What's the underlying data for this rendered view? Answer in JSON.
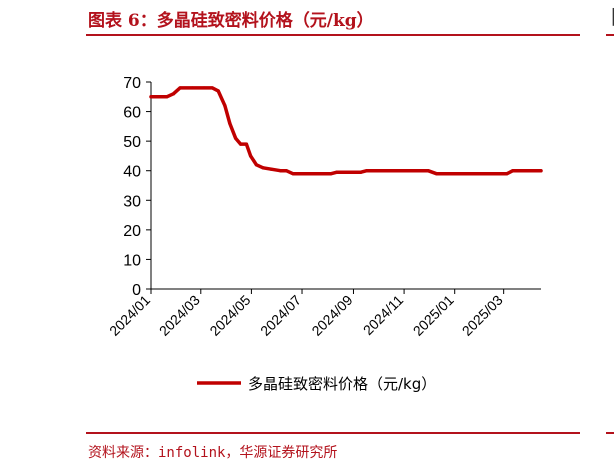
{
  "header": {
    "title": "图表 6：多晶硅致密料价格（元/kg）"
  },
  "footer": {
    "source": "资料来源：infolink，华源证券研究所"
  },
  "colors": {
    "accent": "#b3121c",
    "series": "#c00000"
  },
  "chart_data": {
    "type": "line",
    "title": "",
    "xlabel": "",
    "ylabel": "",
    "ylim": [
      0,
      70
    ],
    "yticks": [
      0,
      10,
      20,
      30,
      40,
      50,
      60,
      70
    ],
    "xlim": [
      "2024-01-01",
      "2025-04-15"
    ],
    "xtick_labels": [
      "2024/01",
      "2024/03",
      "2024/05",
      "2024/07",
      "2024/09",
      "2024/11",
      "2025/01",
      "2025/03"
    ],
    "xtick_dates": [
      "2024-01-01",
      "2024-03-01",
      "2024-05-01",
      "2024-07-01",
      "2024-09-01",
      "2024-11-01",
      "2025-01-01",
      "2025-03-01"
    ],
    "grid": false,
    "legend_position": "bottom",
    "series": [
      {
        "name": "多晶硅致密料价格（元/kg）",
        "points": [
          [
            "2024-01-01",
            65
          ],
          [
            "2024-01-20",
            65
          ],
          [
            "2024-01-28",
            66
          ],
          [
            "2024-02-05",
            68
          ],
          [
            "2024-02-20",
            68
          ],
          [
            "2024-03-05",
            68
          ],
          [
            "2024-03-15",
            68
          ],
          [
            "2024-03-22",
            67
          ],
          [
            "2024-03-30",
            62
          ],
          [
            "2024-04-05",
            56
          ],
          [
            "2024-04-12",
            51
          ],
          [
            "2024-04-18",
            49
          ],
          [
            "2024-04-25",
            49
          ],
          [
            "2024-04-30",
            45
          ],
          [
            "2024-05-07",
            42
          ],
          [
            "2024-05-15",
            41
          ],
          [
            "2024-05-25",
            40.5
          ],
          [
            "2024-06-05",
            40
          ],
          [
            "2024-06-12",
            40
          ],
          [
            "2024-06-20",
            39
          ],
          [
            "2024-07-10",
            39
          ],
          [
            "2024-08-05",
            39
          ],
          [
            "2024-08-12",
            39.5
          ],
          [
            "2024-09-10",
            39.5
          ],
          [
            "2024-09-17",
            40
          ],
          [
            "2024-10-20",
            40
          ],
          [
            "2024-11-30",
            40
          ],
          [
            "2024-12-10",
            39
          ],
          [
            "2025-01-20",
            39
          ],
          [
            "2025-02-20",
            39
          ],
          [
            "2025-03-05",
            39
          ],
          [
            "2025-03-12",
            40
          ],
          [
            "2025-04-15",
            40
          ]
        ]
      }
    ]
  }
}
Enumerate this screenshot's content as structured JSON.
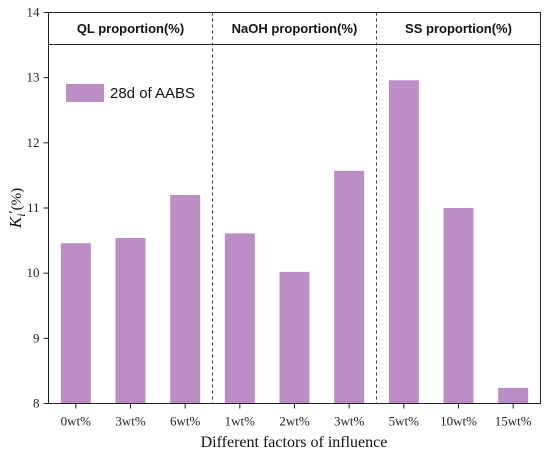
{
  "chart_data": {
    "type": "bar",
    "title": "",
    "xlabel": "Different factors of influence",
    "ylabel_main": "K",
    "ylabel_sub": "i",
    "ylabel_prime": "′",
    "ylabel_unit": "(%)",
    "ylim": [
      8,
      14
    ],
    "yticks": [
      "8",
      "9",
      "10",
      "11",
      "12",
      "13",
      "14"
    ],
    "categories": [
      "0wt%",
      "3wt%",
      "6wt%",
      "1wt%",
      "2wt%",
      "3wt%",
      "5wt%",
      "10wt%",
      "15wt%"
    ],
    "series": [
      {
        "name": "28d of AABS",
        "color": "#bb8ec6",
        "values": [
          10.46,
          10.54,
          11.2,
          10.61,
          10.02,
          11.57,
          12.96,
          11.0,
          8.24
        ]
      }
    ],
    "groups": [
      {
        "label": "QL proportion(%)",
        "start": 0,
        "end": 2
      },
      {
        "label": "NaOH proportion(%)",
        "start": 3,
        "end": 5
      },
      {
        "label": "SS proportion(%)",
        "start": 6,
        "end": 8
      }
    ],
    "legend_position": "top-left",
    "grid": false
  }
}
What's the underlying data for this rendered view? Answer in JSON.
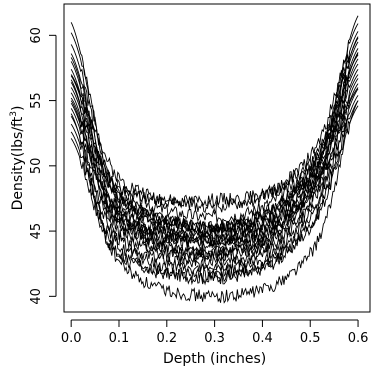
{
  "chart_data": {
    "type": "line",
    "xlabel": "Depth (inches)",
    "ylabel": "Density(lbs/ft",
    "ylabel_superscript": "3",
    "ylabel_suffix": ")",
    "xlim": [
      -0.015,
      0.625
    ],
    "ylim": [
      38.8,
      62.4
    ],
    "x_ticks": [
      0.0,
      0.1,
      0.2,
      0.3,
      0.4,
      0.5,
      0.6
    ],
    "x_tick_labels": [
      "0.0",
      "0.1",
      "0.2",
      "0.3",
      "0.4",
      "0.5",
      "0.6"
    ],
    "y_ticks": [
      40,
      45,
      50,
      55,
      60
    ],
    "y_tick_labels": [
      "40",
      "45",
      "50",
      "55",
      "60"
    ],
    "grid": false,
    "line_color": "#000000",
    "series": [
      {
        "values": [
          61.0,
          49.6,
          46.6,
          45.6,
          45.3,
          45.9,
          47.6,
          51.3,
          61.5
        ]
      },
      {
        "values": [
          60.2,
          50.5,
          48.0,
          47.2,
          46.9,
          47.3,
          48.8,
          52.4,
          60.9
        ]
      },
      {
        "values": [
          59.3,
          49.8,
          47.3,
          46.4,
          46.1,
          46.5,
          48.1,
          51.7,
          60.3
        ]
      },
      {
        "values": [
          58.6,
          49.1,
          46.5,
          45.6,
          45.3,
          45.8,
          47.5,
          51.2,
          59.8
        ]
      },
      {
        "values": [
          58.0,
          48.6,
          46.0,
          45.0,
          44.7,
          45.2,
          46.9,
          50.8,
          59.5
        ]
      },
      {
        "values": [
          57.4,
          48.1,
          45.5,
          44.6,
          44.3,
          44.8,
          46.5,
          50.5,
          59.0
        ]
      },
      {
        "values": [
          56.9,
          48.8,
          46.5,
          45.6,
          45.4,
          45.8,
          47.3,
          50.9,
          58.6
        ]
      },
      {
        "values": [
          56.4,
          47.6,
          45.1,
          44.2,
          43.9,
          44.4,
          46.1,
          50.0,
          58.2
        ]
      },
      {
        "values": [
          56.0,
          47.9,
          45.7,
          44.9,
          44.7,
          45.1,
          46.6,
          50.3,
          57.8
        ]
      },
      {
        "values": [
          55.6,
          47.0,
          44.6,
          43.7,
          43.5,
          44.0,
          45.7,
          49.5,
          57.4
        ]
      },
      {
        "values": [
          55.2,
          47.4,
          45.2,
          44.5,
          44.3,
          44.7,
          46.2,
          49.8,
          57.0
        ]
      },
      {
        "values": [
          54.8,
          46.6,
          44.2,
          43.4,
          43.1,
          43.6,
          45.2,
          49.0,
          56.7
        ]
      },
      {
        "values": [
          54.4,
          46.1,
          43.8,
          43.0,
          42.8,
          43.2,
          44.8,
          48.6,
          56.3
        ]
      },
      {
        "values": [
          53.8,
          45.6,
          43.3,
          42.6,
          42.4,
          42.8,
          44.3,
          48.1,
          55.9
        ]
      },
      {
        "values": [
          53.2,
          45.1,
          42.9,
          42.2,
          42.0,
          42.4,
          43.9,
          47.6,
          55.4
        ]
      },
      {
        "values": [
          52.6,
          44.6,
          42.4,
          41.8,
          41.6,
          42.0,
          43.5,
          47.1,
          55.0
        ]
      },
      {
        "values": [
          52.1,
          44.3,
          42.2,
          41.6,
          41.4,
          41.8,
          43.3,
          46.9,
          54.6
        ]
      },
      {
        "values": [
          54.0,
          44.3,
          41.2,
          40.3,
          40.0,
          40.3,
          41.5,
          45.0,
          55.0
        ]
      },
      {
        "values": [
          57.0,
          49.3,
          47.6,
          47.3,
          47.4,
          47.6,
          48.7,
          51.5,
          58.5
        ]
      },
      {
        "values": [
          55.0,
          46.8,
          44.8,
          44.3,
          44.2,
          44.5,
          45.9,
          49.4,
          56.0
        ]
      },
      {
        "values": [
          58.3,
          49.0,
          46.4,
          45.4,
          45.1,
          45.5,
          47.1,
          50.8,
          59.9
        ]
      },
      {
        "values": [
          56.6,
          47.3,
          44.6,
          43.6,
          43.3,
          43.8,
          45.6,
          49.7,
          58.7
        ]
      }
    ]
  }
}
------------------------------------
- [Required task]: Identify and copy all lines with the word "xlabel".

- [Answer to this exercise]:
    "xlabel": "",
    "xlabel": "Different factors of influence",
    "xlabel": "Depth (inches)",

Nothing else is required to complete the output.